▶ _What this task involves_:
Pick out every line of the entries below where "cabinet" occurs, and copy those lines.

▶ _Source data_:
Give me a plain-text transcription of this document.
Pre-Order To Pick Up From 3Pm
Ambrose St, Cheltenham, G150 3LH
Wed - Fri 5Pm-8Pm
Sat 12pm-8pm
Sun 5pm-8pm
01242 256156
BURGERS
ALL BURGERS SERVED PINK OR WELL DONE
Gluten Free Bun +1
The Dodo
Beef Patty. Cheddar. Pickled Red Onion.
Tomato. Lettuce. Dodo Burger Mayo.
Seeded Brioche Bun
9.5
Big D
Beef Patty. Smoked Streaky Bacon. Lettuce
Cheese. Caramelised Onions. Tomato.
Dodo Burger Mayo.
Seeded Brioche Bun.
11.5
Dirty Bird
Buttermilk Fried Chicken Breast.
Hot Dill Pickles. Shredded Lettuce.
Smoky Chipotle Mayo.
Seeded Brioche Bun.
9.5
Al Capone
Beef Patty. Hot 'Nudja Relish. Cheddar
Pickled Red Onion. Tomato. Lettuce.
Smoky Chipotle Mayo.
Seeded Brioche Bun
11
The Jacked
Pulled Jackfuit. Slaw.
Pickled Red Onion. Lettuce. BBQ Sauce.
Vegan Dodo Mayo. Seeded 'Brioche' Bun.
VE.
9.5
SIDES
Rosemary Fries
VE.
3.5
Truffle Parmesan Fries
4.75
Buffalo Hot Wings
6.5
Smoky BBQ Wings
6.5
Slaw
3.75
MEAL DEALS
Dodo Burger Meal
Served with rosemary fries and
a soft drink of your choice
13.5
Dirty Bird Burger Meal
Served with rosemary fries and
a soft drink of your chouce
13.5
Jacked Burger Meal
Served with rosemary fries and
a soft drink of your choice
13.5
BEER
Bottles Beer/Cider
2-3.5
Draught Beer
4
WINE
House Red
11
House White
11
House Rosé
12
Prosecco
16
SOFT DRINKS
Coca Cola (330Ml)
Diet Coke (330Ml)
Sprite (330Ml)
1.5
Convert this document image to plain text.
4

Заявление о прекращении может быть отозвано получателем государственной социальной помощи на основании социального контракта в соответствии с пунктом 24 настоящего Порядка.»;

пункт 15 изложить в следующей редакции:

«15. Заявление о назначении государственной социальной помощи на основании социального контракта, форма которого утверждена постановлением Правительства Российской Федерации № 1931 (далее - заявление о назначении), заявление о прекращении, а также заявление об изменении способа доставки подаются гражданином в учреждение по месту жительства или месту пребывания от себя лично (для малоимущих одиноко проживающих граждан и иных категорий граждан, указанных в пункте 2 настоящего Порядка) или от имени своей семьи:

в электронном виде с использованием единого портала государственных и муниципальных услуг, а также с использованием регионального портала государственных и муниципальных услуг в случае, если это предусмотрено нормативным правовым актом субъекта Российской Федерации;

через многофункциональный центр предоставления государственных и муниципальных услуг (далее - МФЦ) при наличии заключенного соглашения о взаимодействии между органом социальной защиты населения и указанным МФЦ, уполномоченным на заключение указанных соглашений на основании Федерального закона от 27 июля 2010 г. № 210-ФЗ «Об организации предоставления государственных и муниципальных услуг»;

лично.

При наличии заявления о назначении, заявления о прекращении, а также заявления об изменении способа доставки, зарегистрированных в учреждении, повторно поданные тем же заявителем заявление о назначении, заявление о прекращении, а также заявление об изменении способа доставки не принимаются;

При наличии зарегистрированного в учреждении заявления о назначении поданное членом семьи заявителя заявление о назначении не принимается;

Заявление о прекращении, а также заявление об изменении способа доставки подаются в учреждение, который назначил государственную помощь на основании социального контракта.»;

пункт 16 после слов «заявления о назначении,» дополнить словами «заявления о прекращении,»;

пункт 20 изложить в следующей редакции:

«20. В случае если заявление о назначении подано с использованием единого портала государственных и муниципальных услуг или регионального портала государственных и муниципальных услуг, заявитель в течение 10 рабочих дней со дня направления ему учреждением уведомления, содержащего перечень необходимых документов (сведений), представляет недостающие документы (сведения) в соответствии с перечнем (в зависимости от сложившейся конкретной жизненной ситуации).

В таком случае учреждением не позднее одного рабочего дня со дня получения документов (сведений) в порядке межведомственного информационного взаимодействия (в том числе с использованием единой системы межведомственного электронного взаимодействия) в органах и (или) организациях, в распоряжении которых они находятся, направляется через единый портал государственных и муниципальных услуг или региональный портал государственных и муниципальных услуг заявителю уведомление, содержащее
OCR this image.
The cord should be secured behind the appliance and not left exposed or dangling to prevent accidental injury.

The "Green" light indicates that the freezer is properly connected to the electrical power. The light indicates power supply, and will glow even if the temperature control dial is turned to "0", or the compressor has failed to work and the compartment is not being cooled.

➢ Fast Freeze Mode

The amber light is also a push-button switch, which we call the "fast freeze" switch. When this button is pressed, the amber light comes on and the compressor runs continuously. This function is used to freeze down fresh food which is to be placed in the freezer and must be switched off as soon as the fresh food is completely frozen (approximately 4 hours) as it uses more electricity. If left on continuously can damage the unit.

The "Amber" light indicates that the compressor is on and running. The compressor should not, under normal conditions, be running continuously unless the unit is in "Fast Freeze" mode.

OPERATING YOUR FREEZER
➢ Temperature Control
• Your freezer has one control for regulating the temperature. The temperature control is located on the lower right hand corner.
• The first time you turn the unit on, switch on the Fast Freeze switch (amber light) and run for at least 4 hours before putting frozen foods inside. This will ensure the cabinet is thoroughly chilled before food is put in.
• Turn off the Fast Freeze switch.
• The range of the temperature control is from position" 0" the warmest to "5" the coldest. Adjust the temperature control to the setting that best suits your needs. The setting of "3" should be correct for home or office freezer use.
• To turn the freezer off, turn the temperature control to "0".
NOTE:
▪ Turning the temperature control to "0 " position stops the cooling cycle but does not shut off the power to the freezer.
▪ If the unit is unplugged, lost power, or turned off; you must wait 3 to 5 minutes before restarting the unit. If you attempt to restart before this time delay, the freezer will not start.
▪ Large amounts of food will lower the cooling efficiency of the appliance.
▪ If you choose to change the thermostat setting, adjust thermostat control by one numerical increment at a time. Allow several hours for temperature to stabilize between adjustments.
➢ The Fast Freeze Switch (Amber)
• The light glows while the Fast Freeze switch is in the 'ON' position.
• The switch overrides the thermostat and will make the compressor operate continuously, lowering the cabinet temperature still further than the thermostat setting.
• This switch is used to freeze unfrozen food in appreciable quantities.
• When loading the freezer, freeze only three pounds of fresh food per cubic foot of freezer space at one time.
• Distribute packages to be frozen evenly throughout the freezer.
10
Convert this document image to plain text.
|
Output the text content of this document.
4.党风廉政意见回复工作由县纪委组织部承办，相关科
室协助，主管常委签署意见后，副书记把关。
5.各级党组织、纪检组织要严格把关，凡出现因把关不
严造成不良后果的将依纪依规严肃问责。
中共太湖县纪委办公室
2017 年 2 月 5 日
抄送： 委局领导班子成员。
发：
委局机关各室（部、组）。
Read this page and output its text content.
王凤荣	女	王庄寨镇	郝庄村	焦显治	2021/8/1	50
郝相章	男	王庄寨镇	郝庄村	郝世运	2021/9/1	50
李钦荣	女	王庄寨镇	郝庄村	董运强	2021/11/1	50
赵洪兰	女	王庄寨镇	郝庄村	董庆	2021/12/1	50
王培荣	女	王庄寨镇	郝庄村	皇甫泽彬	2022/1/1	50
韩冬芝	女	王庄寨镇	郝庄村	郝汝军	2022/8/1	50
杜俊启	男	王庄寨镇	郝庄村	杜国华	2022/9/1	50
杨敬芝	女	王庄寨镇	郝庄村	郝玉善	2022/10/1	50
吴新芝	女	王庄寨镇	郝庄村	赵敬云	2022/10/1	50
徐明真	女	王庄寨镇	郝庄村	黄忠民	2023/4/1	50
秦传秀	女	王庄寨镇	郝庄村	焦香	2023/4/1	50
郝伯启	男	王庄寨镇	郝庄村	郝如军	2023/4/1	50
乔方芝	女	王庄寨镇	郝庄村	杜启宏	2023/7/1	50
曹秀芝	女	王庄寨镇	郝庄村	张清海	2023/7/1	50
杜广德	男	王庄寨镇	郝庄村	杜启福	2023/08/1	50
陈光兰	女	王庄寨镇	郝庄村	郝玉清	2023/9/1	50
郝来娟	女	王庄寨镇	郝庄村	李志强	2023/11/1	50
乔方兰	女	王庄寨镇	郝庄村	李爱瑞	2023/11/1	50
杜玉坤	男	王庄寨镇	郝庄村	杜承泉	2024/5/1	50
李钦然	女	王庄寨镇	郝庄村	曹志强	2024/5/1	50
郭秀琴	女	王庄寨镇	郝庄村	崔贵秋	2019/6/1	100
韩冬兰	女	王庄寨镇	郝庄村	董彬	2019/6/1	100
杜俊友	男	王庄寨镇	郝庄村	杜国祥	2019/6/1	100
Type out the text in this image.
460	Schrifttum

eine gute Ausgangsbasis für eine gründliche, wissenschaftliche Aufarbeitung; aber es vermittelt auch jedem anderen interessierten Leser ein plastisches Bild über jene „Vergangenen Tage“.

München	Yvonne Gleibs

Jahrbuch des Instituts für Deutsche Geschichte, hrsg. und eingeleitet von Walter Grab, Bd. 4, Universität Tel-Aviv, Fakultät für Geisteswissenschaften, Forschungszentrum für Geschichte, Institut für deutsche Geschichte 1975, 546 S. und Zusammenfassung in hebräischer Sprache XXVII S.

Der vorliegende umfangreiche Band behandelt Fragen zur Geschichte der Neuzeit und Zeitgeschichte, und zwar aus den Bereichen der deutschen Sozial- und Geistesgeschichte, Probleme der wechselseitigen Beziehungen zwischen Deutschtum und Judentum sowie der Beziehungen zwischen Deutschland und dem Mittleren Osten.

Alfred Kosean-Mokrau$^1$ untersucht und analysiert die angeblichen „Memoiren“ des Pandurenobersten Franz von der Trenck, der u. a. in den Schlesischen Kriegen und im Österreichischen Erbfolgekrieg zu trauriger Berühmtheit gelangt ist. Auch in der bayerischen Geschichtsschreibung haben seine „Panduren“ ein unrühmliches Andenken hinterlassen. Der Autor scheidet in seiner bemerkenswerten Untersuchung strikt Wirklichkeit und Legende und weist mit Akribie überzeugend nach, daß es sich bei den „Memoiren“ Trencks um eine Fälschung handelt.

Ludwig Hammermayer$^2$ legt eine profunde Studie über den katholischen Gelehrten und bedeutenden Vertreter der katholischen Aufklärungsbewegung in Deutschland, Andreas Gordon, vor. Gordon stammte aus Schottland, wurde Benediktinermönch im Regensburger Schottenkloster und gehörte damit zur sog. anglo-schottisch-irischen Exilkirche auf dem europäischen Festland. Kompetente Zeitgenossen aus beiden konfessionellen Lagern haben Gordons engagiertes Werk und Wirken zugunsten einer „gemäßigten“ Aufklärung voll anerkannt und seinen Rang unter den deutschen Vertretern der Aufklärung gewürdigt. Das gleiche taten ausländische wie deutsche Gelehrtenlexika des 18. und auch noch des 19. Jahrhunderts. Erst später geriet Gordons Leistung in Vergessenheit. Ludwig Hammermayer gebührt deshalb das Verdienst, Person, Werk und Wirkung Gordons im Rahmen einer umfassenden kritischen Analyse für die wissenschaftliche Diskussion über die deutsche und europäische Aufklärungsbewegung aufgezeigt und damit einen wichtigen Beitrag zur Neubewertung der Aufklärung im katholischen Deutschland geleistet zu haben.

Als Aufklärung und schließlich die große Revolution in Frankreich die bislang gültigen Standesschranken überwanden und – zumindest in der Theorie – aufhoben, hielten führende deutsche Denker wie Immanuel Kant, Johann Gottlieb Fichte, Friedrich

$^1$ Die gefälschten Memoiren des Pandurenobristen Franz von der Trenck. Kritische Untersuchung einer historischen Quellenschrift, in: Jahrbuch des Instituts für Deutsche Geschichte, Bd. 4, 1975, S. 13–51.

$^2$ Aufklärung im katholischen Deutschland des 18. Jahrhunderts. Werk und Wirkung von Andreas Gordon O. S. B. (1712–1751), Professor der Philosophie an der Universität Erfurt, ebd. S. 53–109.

▶ _Response to this exercise_:
• The first time you turn the unit on, switch on the Fast Freeze switch (amber light) and run for at least 4 hours before putting frozen foods inside. This will ensure the cabinet is thoroughly chilled before food is put in.
• The switch overrides the thermostat and will make the compressor operate continuously, lowering the cabinet temperature still further than the thermostat setting.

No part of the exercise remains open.